MATERIAL FOR THE TASK
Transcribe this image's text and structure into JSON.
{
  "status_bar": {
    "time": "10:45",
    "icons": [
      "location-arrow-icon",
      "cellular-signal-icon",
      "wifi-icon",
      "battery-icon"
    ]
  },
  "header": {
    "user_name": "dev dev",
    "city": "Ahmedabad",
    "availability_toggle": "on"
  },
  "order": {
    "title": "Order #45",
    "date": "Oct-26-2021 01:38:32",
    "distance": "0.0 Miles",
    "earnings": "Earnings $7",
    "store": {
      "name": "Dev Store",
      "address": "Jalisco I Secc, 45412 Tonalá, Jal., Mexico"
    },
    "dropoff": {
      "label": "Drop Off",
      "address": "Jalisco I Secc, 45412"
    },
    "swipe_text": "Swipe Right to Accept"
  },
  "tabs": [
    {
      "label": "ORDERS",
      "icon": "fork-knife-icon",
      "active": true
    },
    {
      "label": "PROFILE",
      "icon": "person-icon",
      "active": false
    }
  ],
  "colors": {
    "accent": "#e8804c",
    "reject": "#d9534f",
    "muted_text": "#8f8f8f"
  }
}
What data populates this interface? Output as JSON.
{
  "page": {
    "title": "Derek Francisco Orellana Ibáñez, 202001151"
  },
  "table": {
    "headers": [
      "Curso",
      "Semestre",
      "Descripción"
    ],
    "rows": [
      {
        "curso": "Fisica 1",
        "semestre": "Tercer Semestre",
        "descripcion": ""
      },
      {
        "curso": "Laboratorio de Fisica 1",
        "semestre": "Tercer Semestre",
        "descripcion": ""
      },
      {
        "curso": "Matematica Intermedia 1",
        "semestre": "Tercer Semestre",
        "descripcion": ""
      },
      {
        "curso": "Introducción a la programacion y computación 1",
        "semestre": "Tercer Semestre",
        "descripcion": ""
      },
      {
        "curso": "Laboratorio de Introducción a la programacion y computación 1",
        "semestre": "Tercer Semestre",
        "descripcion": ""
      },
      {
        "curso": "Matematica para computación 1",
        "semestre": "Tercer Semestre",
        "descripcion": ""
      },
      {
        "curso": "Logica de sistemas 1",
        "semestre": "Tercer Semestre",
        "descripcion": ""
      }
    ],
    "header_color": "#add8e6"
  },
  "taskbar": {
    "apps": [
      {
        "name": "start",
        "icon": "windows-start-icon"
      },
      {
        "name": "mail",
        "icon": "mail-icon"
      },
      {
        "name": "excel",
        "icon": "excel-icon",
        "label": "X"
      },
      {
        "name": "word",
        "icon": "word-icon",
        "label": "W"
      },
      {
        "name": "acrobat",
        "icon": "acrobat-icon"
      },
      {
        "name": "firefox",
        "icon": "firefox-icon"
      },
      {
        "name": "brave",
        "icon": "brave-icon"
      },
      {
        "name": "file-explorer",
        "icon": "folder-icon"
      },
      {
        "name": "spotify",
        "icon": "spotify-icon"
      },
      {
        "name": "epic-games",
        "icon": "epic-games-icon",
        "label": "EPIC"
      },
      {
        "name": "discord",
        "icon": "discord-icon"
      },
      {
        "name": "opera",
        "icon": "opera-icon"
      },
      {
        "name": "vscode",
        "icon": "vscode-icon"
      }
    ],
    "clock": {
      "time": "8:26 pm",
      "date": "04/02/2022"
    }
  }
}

EXERCISE GOAL
Reproduce the material exactly, with every line intact.

EXERCISE RESULT
Transcribe this image's text and structure into JSON.
{
  "status_bar": {
    "time": "10:45",
    "icons": [
      "location-arrow-icon",
      "cellular-signal-icon",
      "wifi-icon",
      "battery-icon"
    ]
  },
  "header": {
    "user_name": "dev dev",
    "city": "Ahmedabad",
    "availability_toggle": "on"
  },
  "order": {
    "title": "Order #45",
    "date": "Oct-26-2021 01:38:32",
    "distance": "0.0 Miles",
    "earnings": "Earnings $7",
    "store": {
      "name": "Dev Store",
      "address": "Jalisco I Secc, 45412 Tonalá, Jal., Mexico"
    },
    "dropoff": {
      "label": "Drop Off",
      "address": "Jalisco I Secc, 45412"
    },
    "swipe_text": "Swipe Right to Accept"
  },
  "tabs": [
    {
      "label": "ORDERS",
      "icon": "fork-knife-icon",
      "active": true
    },
    {
      "label": "PROFILE",
      "icon": "person-icon",
      "active": false
    }
  ],
  "colors": {
    "accent": "#e8804c",
    "reject": "#d9534f",
    "muted_text": "#8f8f8f"
  }
}
What data populates this interface? Output as JSON.
{
  "page": {
    "title": "Derek Francisco Orellana Ibáñez, 202001151"
  },
  "table": {
    "headers": [
      "Curso",
      "Semestre",
      "Descripción"
    ],
    "rows": [
      {
        "curso": "Fisica 1",
        "semestre": "Tercer Semestre",
        "descripcion": ""
      },
      {
        "curso": "Laboratorio de Fisica 1",
        "semestre": "Tercer Semestre",
        "descripcion": ""
      },
      {
        "curso": "Matematica Intermedia 1",
        "semestre": "Tercer Semestre",
        "descripcion": ""
      },
      {
        "curso": "Introducción a la programacion y computación 1",
        "semestre": "Tercer Semestre",
        "descripcion": ""
      },
      {
        "curso": "Laboratorio de Introducción a la programacion y computación 1",
        "semestre": "Tercer Semestre",
        "descripcion": ""
      },
      {
        "curso": "Matematica para computación 1",
        "semestre": "Tercer Semestre",
        "descripcion": ""
      },
      {
        "curso": "Logica de sistemas 1",
        "semestre": "Tercer Semestre",
        "descripcion": ""
      }
    ],
    "header_color": "#add8e6"
  },
  "taskbar": {
    "apps": [
      {
        "name": "start",
        "icon": "windows-start-icon"
      },
      {
        "name": "mail",
        "icon": "mail-icon"
      },
      {
        "name": "excel",
        "icon": "excel-icon",
        "label": "X"
      },
      {
        "name": "word",
        "icon": "word-icon",
        "label": "W"
      },
      {
        "name": "acrobat",
        "icon": "acrobat-icon"
      },
      {
        "name": "firefox",
        "icon": "firefox-icon"
      },
      {
        "name": "brave",
        "icon": "brave-icon"
      },
      {
        "name": "file-explorer",
        "icon": "folder-icon"
      },
      {
        "name": "spotify",
        "icon": "spotify-icon"
      },
      {
        "name": "epic-games",
        "icon": "epic-games-icon",
        "label": "EPIC"
      },
      {
        "name": "discord",
        "icon": "discord-icon"
      },
      {
        "name": "opera",
        "icon": "opera-icon"
      },
      {
        "name": "vscode",
        "icon": "vscode-icon"
      }
    ],
    "clock": {
      "time": "8:26 pm",
      "date": "04/02/2022"
    }
  }
}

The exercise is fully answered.